## WORK TO COMPLETE
Will you transcribe all the entries word for word, skipping the pictures they hold?
..............................
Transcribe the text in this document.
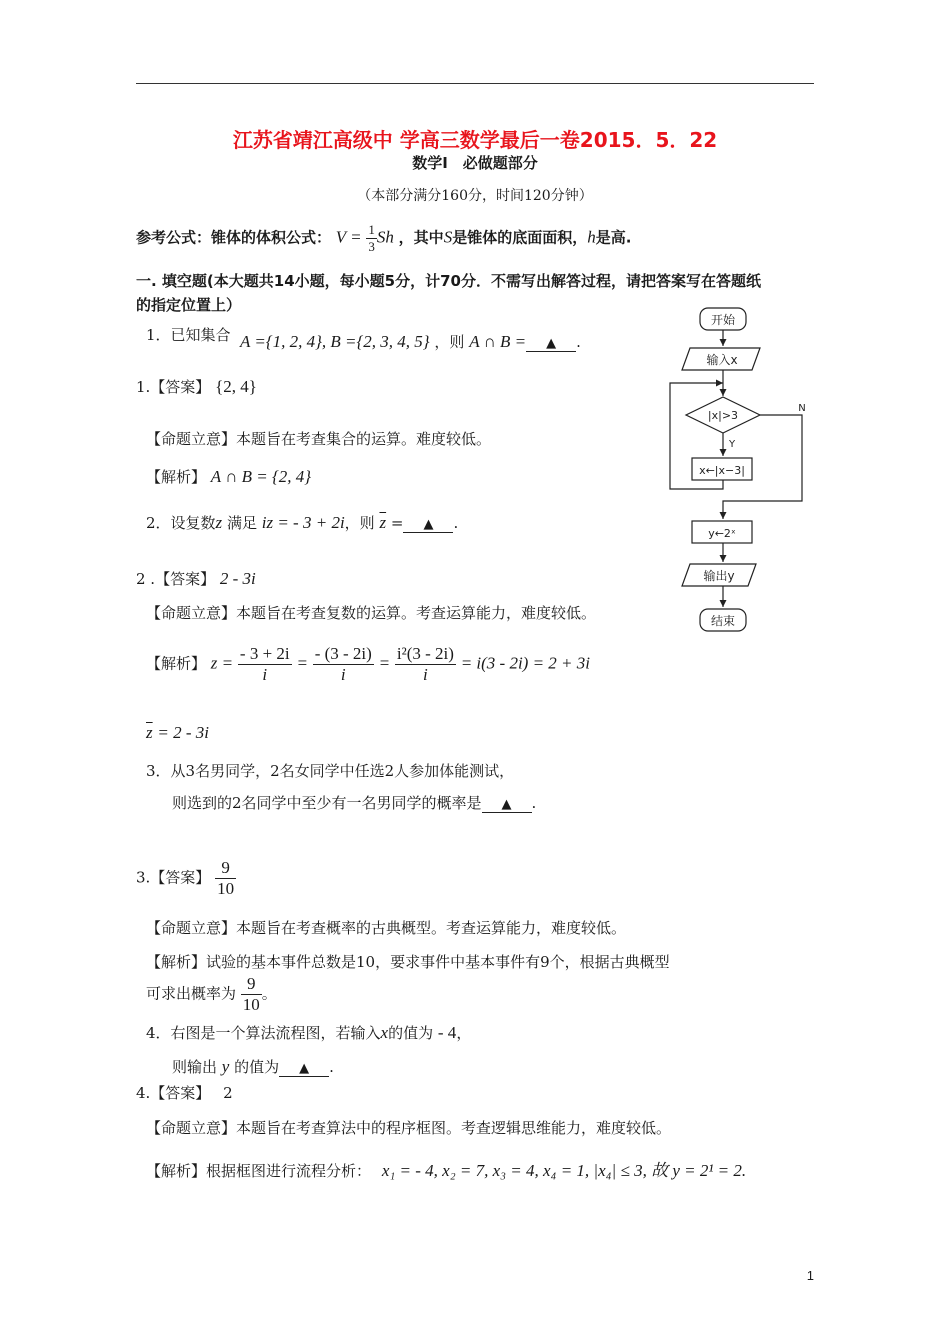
江苏省靖江高级中 学高三数学最后一卷2015．5．22
数学Ⅰ　必做题部分
（本部分满分160分，时间120分钟）
参考公式：锥体的体积公式： $V = \frac{1}{3}$ Sh ，其中S是锥体的底面面积，h是高.
一. 填空题(本大题共14小题，每小题5分，计70分．不需写出解答过程，请把答案写在答题纸
的指定位置上）
1．已知集合 A ={1, 2, 4}, B ={2, 3, 4, 5} ，则 A ∩ B = ▲ .
1.【答案】 {2, 4}
【命题立意】本题旨在考查集合的运算。难度较低。
【解析】 A ∩ B = {2, 4}
2．设复数z 满足 iz = - 3 + 2i，则 $\overline{z}$ = ▲ .
2 .【答案】 2 - 3i
【命题立意】本题旨在考查复数的运算。考查运算能力，难度较低。
【解析】 $z = \frac{- 3 + 2i}{i} = \frac{- (3 - 2i)}{i} = \frac{\text{i²(3 - 2i)}}{i} = i(3 - 2i) = 2 + 3i$
$\overline{z} = 2 - 3i$
3．从3名男同学，2名女同学中任选2人参加体能测试，
则选到的2名同学中至少有一名男同学的概率是 ▲ .
3.【答案】 $\frac{9}{10}$
【命题立意】本题旨在考查概率的古典概型。考查运算能力，难度较低。
【解析】试验的基本事件总数是10，要求事件中基本事件有9个，根据古典概型
可求出概率为 $\frac{9}{10}$ 。
4．右图是一个算法流程图，若输入x的值为 - 4，
则输出 y 的值为 ▲ .
4.【答案】 2
【命题立意】本题旨在考查算法中的程序框图。考查逻辑思维能力，难度较低。
【解析】根据框图进行流程分析： x₁ = - 4, x₂ = 7, x₃ = 4, x₄ = 1, |x₄| ≤ 3, 故 y = 2¹ = 2.
开始
输入x
|x|>3
N
Y
x←|x−3|
y←2ˣ
输出y
结束
1
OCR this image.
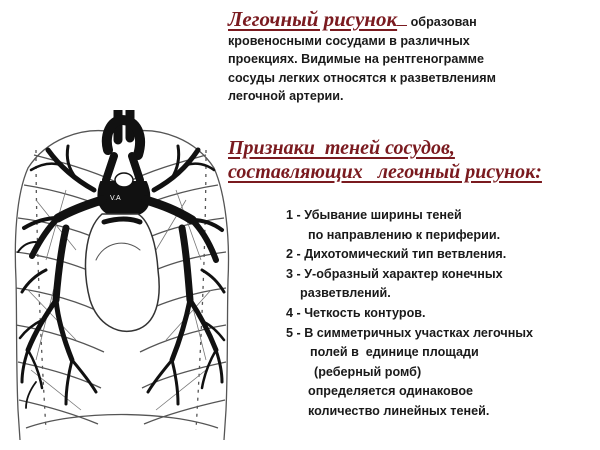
V.A
Ar

Легочный рисунок образован
кровеносными сосудами в различных
проекциях. Видимые на рентгенограмме
сосуды легких относятся к разветвлениям
легочной артерии.

Признаки  теней сосудов,
составляющих   легочный рисунок:
1 - Убывание ширины теней
по направлению к периферии.
2 - Дихотомический тип ветвления.
3 - У-образный характер конечных
разветвлений.
4 - Четкость контуров.
5 - В симметричных участках легочных
полей в  единице площади
(реберный ромб)
определяется одинаковое
количество линейных теней.
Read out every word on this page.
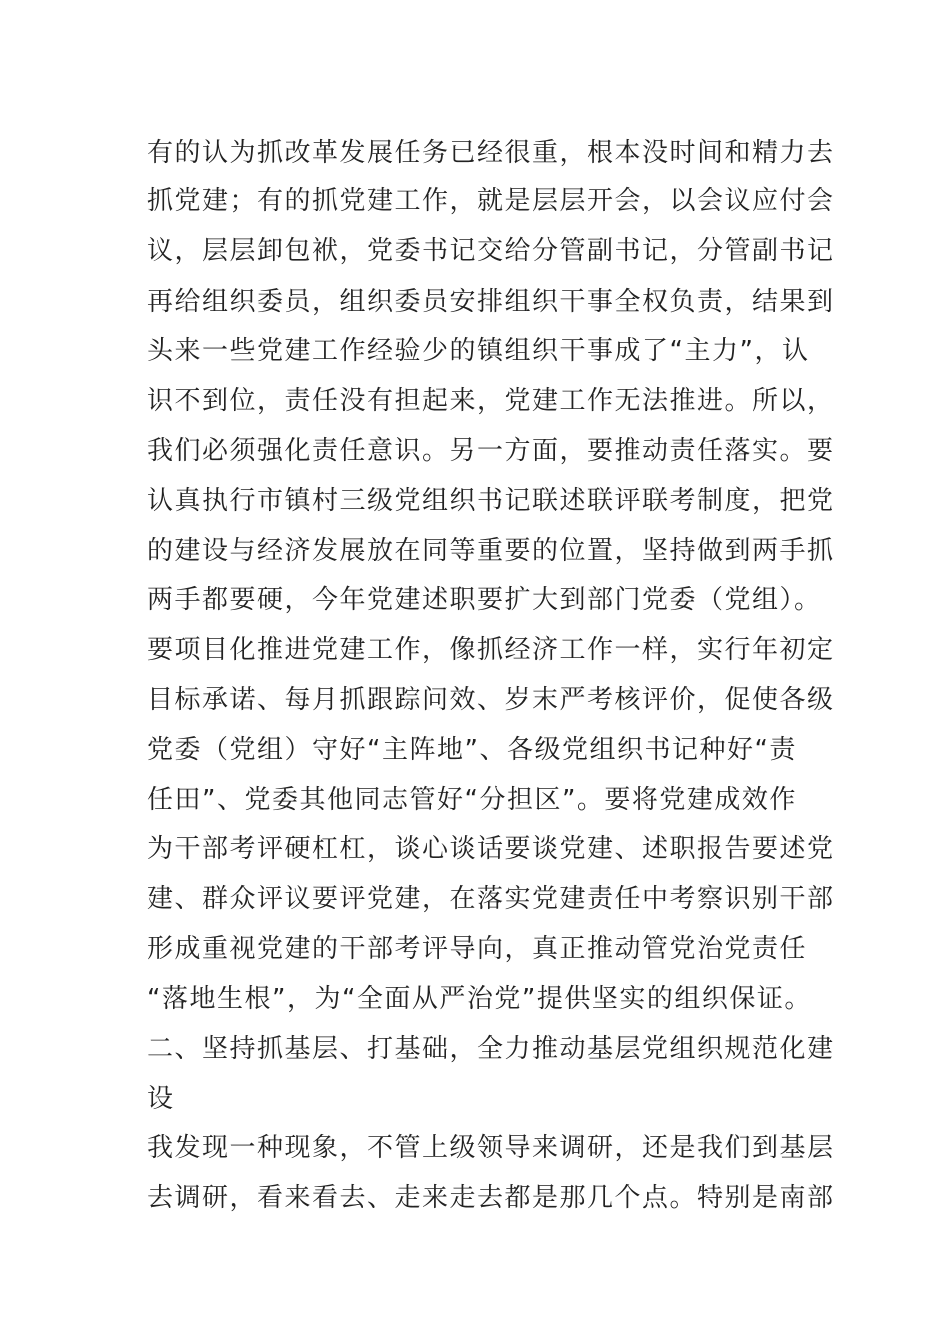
有的认为抓改革发展任务已经很重，根本没时间和精力去
抓党建；有的抓党建工作，就是层层开会，以会议应付会
议，层层卸包袱，党委书记交给分管副书记，分管副书记
再给组织委员，组织委员安排组织干事全权负责，结果到
头来一些党建工作经验少的镇组织干事成了“主力”，认
识不到位，责任没有担起来，党建工作无法推进。所以，
我们必须强化责任意识。另一方面，要推动责任落实。要
认真执行市镇村三级党组织书记联述联评联考制度，把党
的建设与经济发展放在同等重要的位置，坚持做到两手抓
两手都要硬，今年党建述职要扩大到部门党委（党组）。
要项目化推进党建工作，像抓经济工作一样，实行年初定
目标承诺、每月抓跟踪问效、岁末严考核评价，促使各级
党委（党组）守好“主阵地”、各级党组织书记种好“责
任田”、党委其他同志管好“分担区”。要将党建成效作
为干部考评硬杠杠，谈心谈话要谈党建、述职报告要述党
建、群众评议要评党建，在落实党建责任中考察识别干部
形成重视党建的干部考评导向，真正推动管党治党责任
“落地生根”，为“全面从严治党”提供坚实的组织保证。
二、坚持抓基层、打基础，全力推动基层党组织规范化建
设
我发现一种现象，不管上级领导来调研，还是我们到基层
去调研，看来看去、走来走去都是那几个点。特别是南部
..............................
## THE COMPLETED TASK
Transcribe the text in this document.
江苏省靖江高级中 学高三数学最后一卷2015．5．22
数学Ⅰ　必做题部分
（本部分满分160分，时间120分钟）
参考公式：锥体的体积公式： $V = \frac{1}{3}$ Sh ，其中S是锥体的底面面积，h是高.
一. 填空题(本大题共14小题，每小题5分，计70分．不需写出解答过程，请把答案写在答题纸
的指定位置上）
1．已知集合 A ={1, 2, 4}, B ={2, 3, 4, 5} ，则 A ∩ B = ▲ .
1.【答案】 {2, 4}
【命题立意】本题旨在考查集合的运算。难度较低。
【解析】 A ∩ B = {2, 4}
2．设复数z 满足 iz = - 3 + 2i，则 $\overline{z}$ = ▲ .
2 .【答案】 2 - 3i
【命题立意】本题旨在考查复数的运算。考查运算能力，难度较低。
【解析】 $z = \frac{- 3 + 2i}{i} = \frac{- (3 - 2i)}{i} = \frac{\text{i²(3 - 2i)}}{i} = i(3 - 2i) = 2 + 3i$
$\overline{z} = 2 - 3i$
3．从3名男同学，2名女同学中任选2人参加体能测试，
则选到的2名同学中至少有一名男同学的概率是 ▲ .
3.【答案】 $\frac{9}{10}$
【命题立意】本题旨在考查概率的古典概型。考查运算能力，难度较低。
【解析】试验的基本事件总数是10，要求事件中基本事件有9个，根据古典概型
可求出概率为 $\frac{9}{10}$ 。
4．右图是一个算法流程图，若输入x的值为 - 4，
则输出 y 的值为 ▲ .
4.【答案】 2
【命题立意】本题旨在考查算法中的程序框图。考查逻辑思维能力，难度较低。
【解析】根据框图进行流程分析： x₁ = - 4, x₂ = 7, x₃ = 4, x₄ = 1, |x₄| ≤ 3, 故 y = 2¹ = 2.
开始
输入x
|x|>3
N
Y
x←|x−3|
y←2ˣ
输出y
结束
1
OCR this image.
V.A
Ar

Легочный рисунок образован
кровеносными сосудами в различных
проекциях. Видимые на рентгенограмме
сосуды легких относятся к разветвлениям
легочной артерии.

Признаки  теней сосудов,
составляющих   легочный рисунок:
1 - Убывание ширины теней
по направлению к периферии.
2 - Дихотомический тип ветвления.
3 - У-образный характер конечных
разветвлений.
4 - Четкость контуров.
5 - В симметричных участках легочных
полей в  единице площади
(реберный ромб)
определяется одинаковое
количество линейных теней.
Read out every word on this page.
有的认为抓改革发展任务已经很重，根本没时间和精力去
抓党建；有的抓党建工作，就是层层开会，以会议应付会
议，层层卸包袱，党委书记交给分管副书记，分管副书记
再给组织委员，组织委员安排组织干事全权负责，结果到
头来一些党建工作经验少的镇组织干事成了“主力”，认
识不到位，责任没有担起来，党建工作无法推进。所以，
我们必须强化责任意识。另一方面，要推动责任落实。要
认真执行市镇村三级党组织书记联述联评联考制度，把党
的建设与经济发展放在同等重要的位置，坚持做到两手抓
两手都要硬，今年党建述职要扩大到部门党委（党组）。
要项目化推进党建工作，像抓经济工作一样，实行年初定
目标承诺、每月抓跟踪问效、岁末严考核评价，促使各级
党委（党组）守好“主阵地”、各级党组织书记种好“责
任田”、党委其他同志管好“分担区”。要将党建成效作
为干部考评硬杠杠，谈心谈话要谈党建、述职报告要述党
建、群众评议要评党建，在落实党建责任中考察识别干部
形成重视党建的干部考评导向，真正推动管党治党责任
“落地生根”，为“全面从严治党”提供坚实的组织保证。
二、坚持抓基层、打基础，全力推动基层党组织规范化建
设
我发现一种现象，不管上级领导来调研，还是我们到基层
去调研，看来看去、走来走去都是那几个点。特别是南部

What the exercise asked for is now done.